* begin Records supplied *
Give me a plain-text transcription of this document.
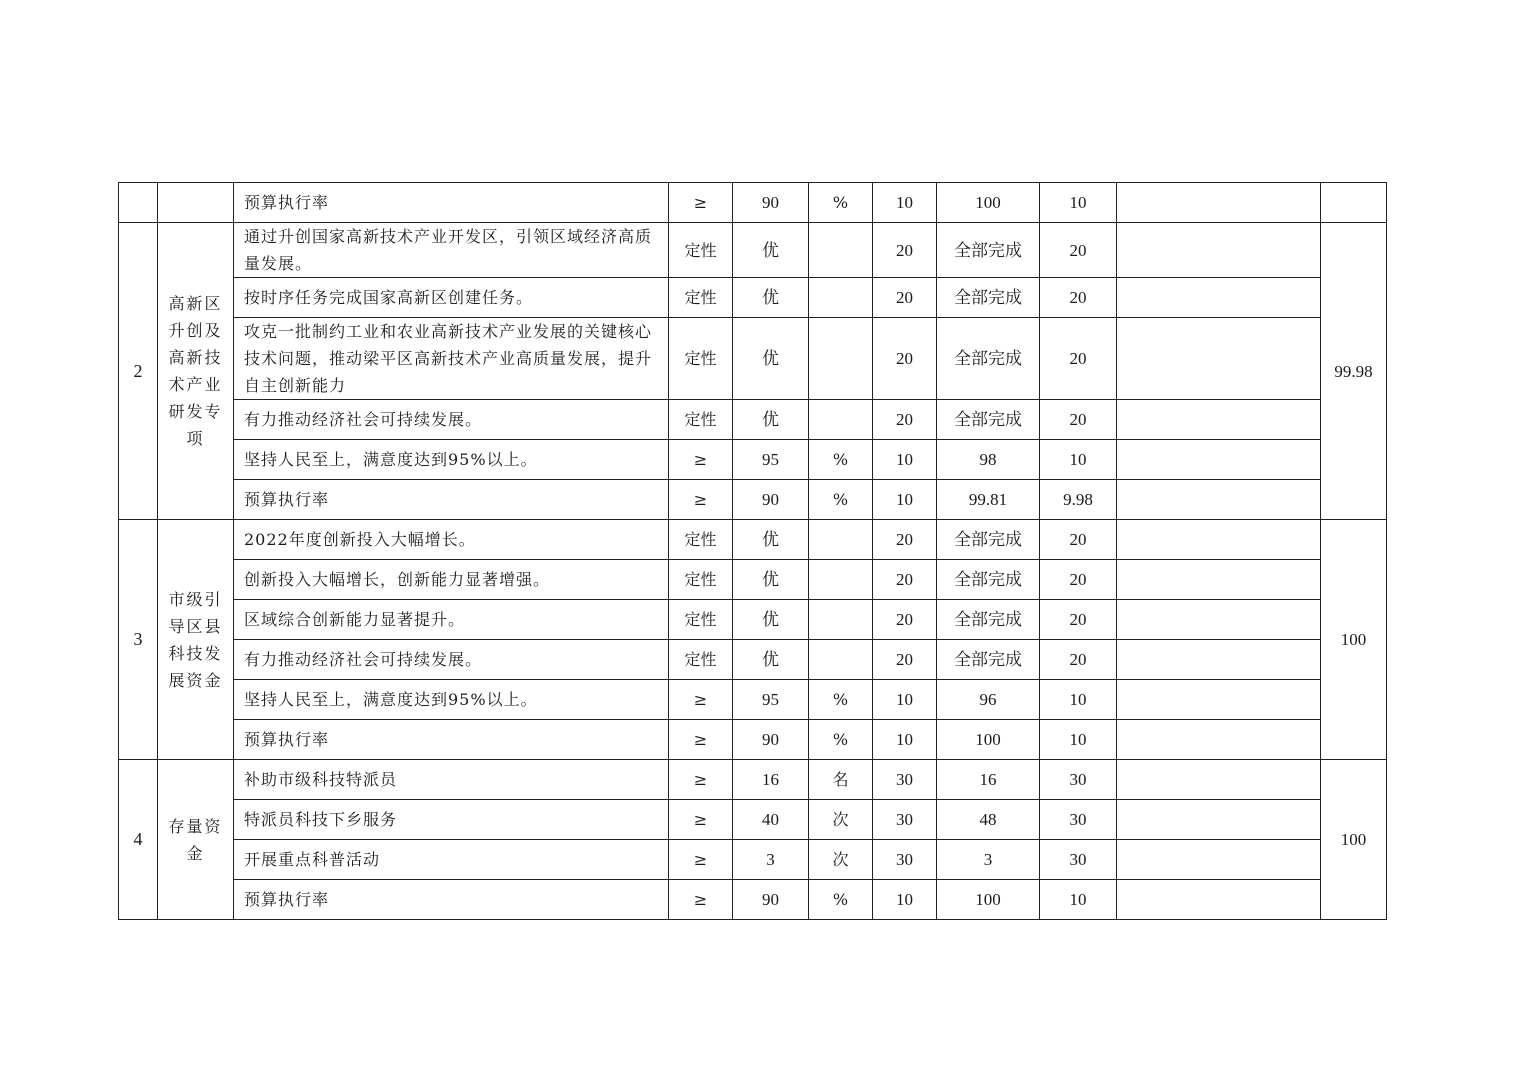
		预算执行率	≥	90	%	10	100	10		
2	高新区升创及高新技术产业研发专项	通过升创国家高新技术产业开发区，引领区域经济高质量发展。	定性	优		20	全部完成	20		99.98
		按时序任务完成国家高新区创建任务。	定性	优		20	全部完成	20		
		攻克一批制约工业和农业高新技术产业发展的关键核心技术问题，推动梁平区高新技术产业高质量发展，提升自主创新能力	定性	优		20	全部完成	20		
		有力推动经济社会可持续发展。	定性	优		20	全部完成	20		
		坚持人民至上，满意度达到95%以上。	≥	95	%	10	98	10		
		预算执行率	≥	90	%	10	99.81	9.98		
3	市级引导区县科技发展资金	2022年度创新投入大幅增长。	定性	优		20	全部完成	20		100
		创新投入大幅增长，创新能力显著增强。	定性	优		20	全部完成	20		
		区域综合创新能力显著提升。	定性	优		20	全部完成	20		
		有力推动经济社会可持续发展。	定性	优		20	全部完成	20		
		坚持人民至上，满意度达到95%以上。	≥	95	%	10	96	10		
		预算执行率	≥	90	%	10	100	10		
4	存量资金	补助市级科技特派员	≥	16	名	30	16	30		100
		特派员科技下乡服务	≥	40	次	30	48	30		
		开展重点科普活动	≥	3	次	30	3	30		
		预算执行率	≥	90	%	10	100	10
* end Records supplied *
[Problem details]: Leave out the pictures and print each record exactly as it stands.

[Solution for this problem]:
Give me a plain-text transcription of this document.
		预算执行率	≥	90	%	10	100	10		
2	高新区升创及高新技术产业研发专项	通过升创国家高新技术产业开发区，引领区域经济高质量发展。	定性	优		20	全部完成	20		99.98
		按时序任务完成国家高新区创建任务。	定性	优		20	全部完成	20		
		攻克一批制约工业和农业高新技术产业发展的关键核心技术问题，推动梁平区高新技术产业高质量发展，提升自主创新能力	定性	优		20	全部完成	20		
		有力推动经济社会可持续发展。	定性	优		20	全部完成	20		
		坚持人民至上，满意度达到95%以上。	≥	95	%	10	98	10		
		预算执行率	≥	90	%	10	99.81	9.98		
3	市级引导区县科技发展资金	2022年度创新投入大幅增长。	定性	优		20	全部完成	20		100
		创新投入大幅增长，创新能力显著增强。	定性	优		20	全部完成	20		
		区域综合创新能力显著提升。	定性	优		20	全部完成	20		
		有力推动经济社会可持续发展。	定性	优		20	全部完成	20		
		坚持人民至上，满意度达到95%以上。	≥	95	%	10	96	10		
		预算执行率	≥	90	%	10	100	10		
4	存量资金	补助市级科技特派员	≥	16	名	30	16	30		100
		特派员科技下乡服务	≥	40	次	30	48	30		
		开展重点科普活动	≥	3	次	30	3	30		
		预算执行率	≥	90	%	10	100	10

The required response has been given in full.